Dataset entries on figures:

****

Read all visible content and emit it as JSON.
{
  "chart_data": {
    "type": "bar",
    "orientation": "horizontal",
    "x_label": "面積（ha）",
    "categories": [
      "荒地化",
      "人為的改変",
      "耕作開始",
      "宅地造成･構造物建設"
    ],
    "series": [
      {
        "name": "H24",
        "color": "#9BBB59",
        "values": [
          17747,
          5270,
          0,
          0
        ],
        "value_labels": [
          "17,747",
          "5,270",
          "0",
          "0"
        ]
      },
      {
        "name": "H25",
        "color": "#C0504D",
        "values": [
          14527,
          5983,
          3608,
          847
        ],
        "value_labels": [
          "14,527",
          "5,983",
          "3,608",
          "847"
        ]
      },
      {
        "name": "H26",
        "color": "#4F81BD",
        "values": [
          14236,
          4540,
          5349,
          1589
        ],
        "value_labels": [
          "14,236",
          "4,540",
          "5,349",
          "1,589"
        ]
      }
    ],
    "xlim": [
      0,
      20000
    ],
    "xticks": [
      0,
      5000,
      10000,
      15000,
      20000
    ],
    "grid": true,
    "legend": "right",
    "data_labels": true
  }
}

****

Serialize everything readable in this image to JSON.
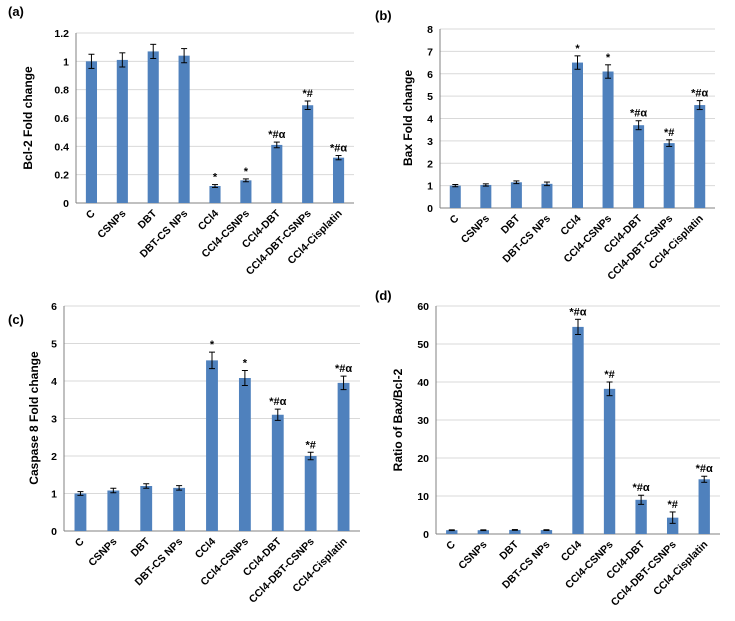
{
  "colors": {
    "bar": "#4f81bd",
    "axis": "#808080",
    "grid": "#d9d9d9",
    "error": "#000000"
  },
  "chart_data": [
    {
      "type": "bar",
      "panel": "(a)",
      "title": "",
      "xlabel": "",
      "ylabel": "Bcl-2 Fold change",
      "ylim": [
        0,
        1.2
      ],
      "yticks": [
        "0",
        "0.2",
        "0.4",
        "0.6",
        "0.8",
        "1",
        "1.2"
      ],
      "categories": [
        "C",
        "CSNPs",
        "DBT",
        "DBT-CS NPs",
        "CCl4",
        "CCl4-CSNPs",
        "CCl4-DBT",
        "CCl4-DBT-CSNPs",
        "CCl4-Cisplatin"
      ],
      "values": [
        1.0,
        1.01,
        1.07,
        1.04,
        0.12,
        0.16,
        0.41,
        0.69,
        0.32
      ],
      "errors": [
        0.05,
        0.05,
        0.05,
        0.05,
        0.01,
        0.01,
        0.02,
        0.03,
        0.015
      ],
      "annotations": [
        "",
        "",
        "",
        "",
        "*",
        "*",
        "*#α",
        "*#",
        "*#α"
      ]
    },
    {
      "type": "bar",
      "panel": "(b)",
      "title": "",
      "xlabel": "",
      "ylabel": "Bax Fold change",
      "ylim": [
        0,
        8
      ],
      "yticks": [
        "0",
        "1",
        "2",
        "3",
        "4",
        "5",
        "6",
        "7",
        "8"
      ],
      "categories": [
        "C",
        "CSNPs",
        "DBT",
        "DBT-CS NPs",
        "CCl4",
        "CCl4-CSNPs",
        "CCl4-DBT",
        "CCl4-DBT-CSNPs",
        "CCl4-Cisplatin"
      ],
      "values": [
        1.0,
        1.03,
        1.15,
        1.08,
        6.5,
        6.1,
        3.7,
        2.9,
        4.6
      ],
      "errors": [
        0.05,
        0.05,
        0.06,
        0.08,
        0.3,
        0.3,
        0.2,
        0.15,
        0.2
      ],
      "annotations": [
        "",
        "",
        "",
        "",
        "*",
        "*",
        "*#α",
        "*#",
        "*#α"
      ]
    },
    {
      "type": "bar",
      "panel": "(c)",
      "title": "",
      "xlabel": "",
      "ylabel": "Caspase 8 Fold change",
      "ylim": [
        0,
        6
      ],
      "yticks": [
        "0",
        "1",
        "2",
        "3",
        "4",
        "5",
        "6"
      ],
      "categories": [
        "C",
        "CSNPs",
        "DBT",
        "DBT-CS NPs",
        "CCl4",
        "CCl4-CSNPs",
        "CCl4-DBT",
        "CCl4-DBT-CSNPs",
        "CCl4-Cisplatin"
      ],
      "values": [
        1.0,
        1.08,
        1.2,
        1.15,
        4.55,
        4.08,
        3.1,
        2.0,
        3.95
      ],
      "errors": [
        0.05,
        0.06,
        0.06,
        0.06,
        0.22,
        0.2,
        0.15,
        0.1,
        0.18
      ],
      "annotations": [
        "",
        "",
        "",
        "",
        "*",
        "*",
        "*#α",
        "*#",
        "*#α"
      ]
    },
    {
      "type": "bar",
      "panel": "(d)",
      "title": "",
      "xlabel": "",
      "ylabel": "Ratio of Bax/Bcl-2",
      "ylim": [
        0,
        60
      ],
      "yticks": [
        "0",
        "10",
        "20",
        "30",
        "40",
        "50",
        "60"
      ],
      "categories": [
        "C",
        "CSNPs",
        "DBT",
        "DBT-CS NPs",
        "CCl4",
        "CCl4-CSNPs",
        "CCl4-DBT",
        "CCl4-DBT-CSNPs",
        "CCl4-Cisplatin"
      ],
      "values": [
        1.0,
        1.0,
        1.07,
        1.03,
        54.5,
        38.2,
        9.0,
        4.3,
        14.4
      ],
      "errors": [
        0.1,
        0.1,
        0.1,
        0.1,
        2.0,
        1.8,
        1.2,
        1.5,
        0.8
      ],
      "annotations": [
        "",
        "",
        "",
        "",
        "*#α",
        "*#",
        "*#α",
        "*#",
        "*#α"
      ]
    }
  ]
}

****

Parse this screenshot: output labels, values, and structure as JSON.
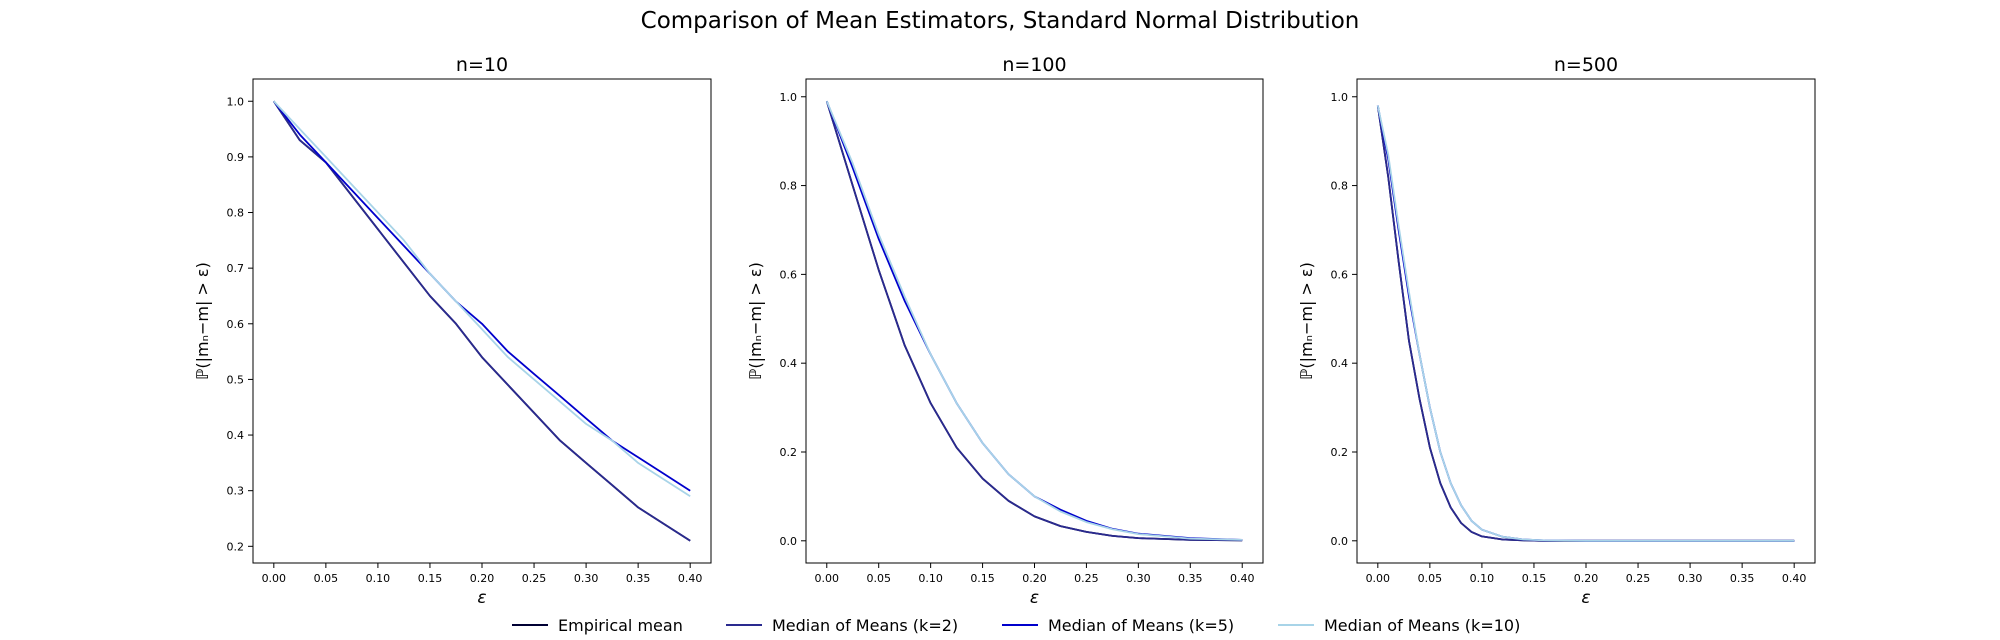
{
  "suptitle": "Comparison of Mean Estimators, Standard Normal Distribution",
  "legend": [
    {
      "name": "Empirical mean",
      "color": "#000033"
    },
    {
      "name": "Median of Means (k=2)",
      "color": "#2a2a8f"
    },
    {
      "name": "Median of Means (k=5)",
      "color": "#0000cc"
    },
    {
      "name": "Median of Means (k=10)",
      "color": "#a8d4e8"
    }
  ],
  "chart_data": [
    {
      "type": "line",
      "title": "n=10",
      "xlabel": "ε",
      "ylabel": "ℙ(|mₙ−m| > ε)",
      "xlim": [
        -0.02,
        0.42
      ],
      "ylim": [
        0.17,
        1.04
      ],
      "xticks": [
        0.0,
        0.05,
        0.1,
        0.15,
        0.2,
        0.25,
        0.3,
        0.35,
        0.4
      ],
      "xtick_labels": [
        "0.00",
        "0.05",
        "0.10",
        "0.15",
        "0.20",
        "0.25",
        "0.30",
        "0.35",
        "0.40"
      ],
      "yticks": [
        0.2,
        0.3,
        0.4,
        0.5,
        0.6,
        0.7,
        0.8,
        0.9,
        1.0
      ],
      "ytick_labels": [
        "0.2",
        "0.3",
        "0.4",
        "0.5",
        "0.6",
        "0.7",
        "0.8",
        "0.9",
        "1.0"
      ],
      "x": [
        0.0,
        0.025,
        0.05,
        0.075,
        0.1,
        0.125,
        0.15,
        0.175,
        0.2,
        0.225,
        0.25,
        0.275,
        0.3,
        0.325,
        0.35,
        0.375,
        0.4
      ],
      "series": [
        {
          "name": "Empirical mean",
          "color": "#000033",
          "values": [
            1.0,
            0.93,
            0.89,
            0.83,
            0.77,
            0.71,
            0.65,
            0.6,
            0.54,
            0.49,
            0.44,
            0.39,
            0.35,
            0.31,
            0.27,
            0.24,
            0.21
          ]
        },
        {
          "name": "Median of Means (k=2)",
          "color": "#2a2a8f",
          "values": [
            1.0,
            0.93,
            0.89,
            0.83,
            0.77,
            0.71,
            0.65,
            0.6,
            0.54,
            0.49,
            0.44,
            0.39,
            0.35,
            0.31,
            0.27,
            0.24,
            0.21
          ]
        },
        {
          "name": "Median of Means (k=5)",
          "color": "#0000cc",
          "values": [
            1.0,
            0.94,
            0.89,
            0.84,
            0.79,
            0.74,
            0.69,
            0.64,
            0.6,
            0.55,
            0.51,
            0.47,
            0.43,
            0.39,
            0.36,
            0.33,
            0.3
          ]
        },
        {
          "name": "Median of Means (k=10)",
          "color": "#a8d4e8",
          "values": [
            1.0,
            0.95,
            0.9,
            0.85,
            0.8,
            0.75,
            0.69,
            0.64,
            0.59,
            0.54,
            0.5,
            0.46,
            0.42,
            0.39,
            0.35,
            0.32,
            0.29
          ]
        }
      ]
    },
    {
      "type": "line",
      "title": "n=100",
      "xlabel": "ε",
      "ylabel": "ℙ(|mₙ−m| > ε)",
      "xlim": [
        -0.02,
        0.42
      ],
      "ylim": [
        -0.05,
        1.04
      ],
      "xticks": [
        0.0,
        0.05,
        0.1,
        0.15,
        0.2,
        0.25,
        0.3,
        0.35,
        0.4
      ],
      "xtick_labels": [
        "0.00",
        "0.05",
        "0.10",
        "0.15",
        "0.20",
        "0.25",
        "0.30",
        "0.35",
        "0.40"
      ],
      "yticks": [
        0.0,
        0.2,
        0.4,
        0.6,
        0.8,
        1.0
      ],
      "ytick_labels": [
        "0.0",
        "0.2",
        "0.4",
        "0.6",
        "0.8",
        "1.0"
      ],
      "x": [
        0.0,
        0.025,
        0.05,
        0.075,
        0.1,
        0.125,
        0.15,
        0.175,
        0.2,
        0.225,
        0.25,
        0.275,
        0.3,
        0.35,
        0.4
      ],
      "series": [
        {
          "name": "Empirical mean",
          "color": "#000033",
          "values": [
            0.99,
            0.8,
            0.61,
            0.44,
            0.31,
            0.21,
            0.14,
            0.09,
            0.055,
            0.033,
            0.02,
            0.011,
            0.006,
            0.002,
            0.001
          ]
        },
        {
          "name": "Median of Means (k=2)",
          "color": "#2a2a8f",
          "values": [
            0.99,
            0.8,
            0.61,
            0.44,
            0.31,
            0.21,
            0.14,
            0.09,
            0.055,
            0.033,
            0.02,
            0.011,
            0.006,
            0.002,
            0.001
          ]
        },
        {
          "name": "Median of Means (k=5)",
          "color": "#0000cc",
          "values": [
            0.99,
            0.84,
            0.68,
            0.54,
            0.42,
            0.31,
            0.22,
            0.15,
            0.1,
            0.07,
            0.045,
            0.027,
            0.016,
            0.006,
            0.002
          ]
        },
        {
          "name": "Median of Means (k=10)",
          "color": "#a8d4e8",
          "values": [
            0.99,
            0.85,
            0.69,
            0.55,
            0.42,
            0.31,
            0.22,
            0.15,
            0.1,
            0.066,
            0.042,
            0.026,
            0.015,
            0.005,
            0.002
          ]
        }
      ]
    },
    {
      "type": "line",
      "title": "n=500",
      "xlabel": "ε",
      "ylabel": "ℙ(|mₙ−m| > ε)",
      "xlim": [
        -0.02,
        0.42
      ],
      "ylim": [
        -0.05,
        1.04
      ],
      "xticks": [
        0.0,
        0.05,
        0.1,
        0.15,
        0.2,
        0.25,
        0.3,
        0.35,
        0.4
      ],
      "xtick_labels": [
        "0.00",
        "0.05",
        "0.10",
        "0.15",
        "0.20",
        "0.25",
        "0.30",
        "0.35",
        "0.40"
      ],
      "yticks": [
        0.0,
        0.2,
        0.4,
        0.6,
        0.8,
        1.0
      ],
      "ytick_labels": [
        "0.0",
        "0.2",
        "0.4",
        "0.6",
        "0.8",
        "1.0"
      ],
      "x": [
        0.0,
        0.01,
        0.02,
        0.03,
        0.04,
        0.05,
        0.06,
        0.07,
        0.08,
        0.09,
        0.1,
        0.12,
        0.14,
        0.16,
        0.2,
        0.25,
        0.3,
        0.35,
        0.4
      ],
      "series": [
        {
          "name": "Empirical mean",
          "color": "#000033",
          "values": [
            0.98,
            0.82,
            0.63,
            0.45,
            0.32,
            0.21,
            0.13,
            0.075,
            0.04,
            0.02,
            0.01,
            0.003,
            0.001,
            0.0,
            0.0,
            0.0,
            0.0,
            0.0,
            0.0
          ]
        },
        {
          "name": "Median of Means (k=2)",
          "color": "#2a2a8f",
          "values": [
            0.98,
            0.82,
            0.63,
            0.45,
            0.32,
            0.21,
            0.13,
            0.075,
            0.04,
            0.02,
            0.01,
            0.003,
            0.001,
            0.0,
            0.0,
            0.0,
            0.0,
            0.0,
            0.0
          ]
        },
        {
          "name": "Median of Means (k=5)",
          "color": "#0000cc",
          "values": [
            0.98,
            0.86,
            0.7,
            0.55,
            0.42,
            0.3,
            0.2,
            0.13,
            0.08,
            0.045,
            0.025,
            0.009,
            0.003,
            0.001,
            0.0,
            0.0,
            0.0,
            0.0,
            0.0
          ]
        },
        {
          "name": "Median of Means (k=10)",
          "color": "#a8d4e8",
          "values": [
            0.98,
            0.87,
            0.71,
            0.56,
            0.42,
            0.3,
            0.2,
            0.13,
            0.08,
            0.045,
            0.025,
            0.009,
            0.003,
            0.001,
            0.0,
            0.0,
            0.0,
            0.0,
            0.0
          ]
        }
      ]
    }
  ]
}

****

WORK TO COMPLETE: Extract lines where the string "change" occurs.

REPLY TO THE TASK:
      "ylabel": "Bcl-2 Fold change",
      "ylabel": "Bax Fold change",
      "ylabel": "Caspase 8 Fold change",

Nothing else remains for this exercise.